■ Aim
Report the count of lines where the string "image" appears, and nothing else.

----- Entries -----

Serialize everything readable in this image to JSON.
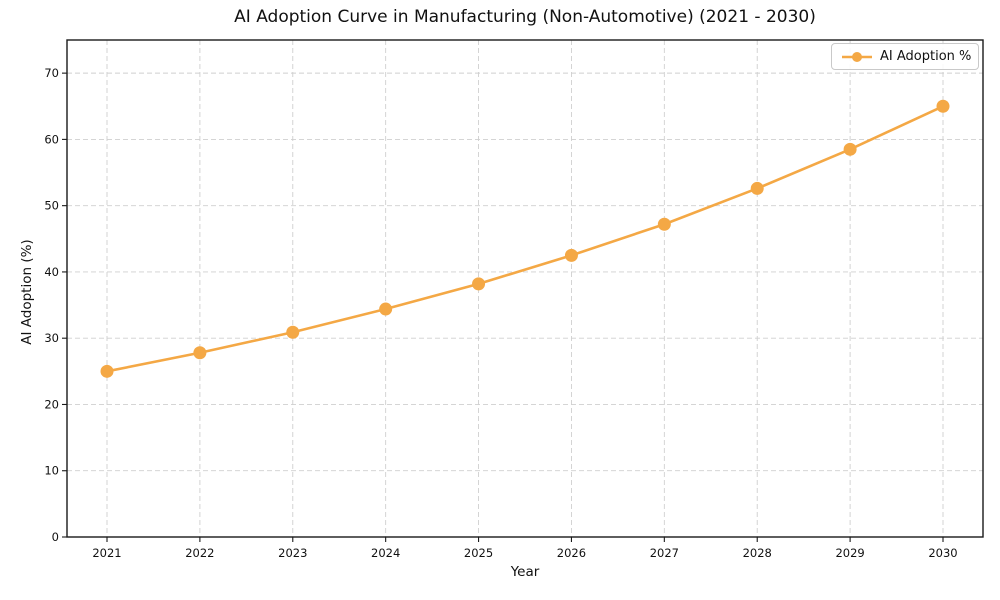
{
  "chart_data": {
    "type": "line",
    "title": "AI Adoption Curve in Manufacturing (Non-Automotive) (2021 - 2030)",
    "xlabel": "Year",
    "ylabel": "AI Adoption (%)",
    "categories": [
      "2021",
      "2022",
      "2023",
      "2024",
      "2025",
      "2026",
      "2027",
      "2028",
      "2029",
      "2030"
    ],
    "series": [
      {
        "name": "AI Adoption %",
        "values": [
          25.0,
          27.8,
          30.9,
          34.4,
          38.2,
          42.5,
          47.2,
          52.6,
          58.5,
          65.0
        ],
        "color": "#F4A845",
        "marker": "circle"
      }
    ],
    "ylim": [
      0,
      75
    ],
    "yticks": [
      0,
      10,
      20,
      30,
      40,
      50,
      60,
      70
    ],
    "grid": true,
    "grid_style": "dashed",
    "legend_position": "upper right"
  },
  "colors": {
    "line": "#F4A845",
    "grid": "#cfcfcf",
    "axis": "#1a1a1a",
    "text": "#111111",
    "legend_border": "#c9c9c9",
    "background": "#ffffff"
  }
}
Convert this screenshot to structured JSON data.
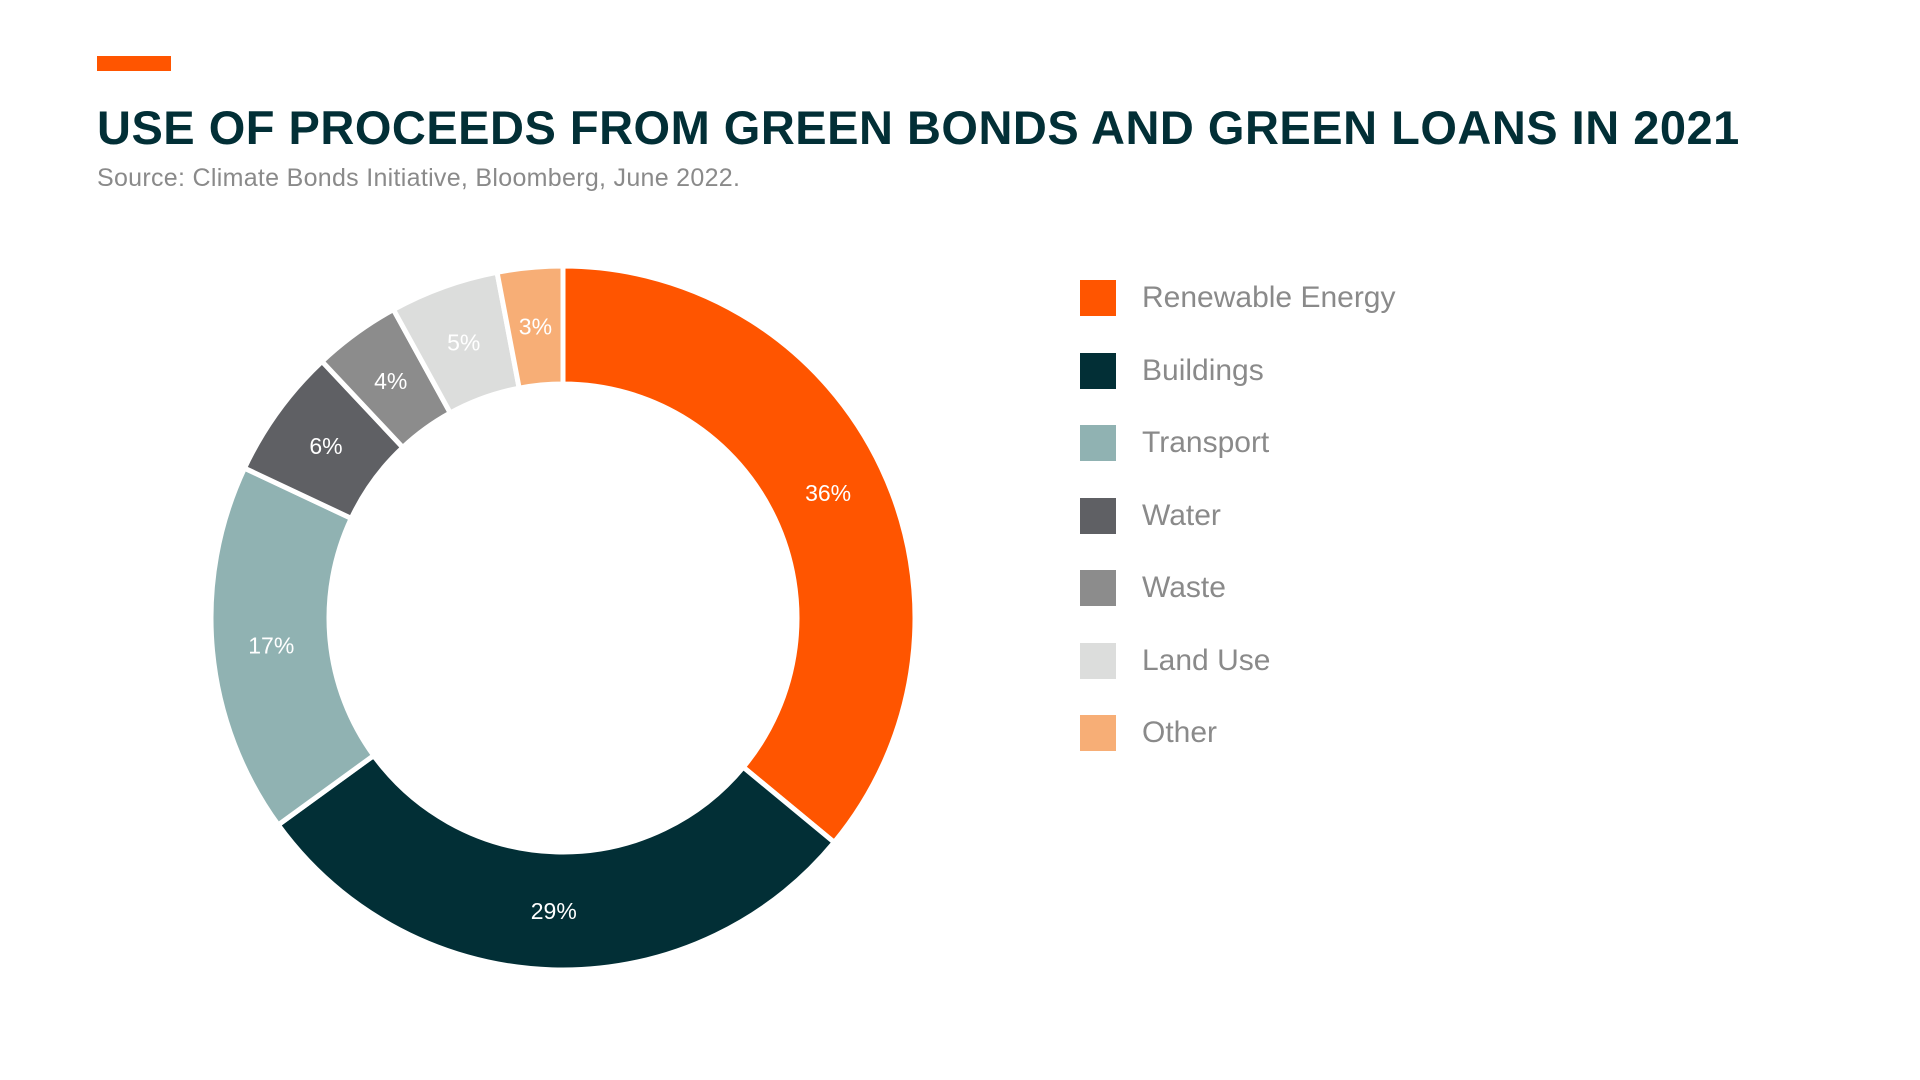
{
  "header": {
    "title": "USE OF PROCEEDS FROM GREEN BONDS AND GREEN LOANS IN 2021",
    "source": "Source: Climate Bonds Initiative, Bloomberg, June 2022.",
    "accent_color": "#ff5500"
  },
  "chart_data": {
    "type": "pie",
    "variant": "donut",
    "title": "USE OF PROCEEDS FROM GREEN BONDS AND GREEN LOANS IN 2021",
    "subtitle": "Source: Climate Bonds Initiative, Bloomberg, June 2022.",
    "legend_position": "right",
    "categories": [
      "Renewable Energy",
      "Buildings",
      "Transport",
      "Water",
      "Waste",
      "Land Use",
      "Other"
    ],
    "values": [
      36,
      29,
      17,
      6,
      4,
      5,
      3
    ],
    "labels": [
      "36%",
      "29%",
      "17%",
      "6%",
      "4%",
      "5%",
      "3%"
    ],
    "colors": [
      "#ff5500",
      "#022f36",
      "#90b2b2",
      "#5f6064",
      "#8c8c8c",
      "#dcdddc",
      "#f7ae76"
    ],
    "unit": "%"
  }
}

-----
----- Entries -----

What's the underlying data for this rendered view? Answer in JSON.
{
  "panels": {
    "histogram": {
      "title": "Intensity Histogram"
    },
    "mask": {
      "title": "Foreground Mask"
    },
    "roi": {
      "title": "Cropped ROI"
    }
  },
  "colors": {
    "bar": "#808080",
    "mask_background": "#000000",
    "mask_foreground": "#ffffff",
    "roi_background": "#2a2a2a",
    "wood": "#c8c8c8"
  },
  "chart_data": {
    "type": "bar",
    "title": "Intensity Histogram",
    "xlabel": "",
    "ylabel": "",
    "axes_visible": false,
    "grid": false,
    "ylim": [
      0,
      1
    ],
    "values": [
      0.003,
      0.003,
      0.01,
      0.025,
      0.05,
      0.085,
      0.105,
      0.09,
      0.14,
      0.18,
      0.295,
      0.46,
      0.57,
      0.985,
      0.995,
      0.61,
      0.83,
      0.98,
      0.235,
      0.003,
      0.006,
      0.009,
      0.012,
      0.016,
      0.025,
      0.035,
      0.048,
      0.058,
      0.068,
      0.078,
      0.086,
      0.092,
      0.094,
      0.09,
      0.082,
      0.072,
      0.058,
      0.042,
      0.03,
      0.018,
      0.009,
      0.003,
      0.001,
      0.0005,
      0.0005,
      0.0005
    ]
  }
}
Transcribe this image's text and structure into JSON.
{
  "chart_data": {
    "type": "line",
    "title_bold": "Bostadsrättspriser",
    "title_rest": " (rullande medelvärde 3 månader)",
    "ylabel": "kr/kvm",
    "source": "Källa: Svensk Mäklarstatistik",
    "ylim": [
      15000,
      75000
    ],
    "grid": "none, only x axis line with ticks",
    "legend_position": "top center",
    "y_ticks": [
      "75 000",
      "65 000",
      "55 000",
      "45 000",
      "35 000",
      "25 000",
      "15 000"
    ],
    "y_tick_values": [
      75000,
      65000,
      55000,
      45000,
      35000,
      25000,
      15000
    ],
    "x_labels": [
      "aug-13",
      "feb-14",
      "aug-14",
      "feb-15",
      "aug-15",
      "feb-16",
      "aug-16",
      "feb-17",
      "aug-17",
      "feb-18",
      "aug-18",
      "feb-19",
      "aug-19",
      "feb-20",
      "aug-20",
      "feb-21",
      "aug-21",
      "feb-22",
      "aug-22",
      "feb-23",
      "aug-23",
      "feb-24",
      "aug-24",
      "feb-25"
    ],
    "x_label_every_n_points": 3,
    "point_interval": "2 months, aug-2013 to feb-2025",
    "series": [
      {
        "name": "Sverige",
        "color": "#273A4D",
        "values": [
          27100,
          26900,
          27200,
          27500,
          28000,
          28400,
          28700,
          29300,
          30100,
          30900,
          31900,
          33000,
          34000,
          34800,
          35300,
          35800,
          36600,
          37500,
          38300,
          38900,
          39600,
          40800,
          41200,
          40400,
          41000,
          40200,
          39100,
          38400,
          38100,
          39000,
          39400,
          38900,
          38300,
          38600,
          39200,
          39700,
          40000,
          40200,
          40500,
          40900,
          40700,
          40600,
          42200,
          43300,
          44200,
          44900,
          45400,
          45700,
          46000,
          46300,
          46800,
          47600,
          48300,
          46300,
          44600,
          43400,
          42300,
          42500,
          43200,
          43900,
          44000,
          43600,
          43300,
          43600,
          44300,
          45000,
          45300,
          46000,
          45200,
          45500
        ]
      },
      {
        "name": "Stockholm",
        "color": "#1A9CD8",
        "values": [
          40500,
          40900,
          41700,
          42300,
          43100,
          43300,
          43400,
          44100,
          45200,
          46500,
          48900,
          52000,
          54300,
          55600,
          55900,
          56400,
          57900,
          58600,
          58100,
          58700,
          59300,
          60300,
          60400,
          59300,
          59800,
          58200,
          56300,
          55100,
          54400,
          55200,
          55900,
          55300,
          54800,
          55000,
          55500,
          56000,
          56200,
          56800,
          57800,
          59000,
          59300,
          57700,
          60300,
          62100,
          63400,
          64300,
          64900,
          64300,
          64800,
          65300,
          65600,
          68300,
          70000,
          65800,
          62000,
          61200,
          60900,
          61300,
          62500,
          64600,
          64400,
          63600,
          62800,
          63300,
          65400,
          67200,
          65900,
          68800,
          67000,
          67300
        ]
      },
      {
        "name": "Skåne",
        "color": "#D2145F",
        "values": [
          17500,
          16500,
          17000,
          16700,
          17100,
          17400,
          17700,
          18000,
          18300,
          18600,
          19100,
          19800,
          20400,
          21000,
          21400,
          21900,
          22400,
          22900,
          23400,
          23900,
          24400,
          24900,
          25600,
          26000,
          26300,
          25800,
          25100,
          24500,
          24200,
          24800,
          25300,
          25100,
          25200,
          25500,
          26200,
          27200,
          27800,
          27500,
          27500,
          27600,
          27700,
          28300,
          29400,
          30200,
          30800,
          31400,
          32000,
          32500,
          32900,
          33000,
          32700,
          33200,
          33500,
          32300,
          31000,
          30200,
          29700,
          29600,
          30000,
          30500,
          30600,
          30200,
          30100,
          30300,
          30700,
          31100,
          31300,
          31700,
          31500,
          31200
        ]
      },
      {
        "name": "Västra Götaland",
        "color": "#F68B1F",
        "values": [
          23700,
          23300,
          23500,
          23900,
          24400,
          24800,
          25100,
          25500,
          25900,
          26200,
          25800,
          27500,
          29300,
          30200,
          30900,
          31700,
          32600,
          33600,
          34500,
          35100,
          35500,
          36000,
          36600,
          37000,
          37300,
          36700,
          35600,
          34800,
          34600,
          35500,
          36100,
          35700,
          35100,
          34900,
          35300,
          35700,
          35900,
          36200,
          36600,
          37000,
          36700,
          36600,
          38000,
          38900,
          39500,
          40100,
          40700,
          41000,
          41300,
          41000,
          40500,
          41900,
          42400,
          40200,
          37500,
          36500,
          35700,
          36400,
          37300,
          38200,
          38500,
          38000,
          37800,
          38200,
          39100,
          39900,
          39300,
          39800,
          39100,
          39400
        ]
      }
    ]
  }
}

-----

■ Written solution
2